JOB
Wherever the string "Unternehmen" occurs in a line of these records, report that line.

DATA LISTING
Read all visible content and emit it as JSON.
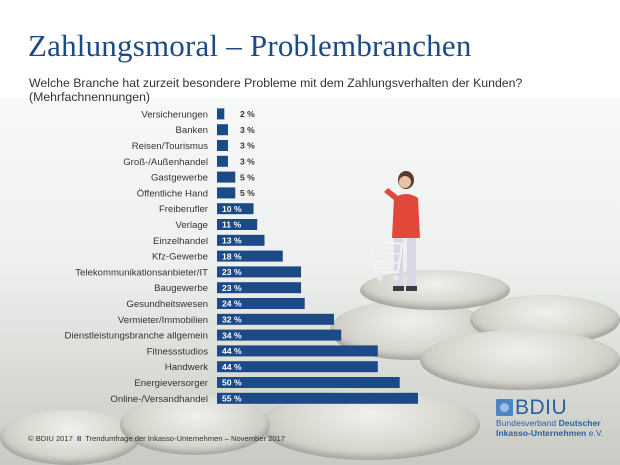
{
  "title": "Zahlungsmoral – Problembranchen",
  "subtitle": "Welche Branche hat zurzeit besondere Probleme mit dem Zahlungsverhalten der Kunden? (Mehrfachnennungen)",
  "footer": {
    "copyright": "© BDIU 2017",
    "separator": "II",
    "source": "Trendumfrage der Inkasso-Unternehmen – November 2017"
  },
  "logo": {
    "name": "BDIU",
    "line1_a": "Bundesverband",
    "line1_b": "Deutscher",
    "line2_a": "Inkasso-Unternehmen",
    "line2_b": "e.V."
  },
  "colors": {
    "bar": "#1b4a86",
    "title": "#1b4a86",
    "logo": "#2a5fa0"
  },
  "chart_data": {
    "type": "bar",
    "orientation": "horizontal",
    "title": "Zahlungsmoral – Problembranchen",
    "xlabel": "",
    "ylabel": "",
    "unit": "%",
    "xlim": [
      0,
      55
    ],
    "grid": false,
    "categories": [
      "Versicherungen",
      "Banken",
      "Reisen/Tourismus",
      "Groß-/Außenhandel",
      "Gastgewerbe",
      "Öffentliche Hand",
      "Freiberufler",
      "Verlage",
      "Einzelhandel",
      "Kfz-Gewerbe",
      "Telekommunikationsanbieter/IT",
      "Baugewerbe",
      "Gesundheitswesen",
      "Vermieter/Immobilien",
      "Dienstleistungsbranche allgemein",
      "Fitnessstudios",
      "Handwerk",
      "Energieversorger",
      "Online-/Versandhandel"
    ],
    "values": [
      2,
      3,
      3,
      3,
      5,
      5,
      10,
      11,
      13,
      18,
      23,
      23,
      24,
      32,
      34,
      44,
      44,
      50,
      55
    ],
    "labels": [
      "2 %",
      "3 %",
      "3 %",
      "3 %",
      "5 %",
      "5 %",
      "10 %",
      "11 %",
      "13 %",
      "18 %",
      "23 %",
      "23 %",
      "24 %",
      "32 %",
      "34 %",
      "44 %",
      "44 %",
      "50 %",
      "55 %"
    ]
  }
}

RESULT OF THIS EXERCISE
    "source": "Trendumfrage der Inkasso-Unternehmen – November 2017"
    "line2_a": "Inkasso-Unternehmen",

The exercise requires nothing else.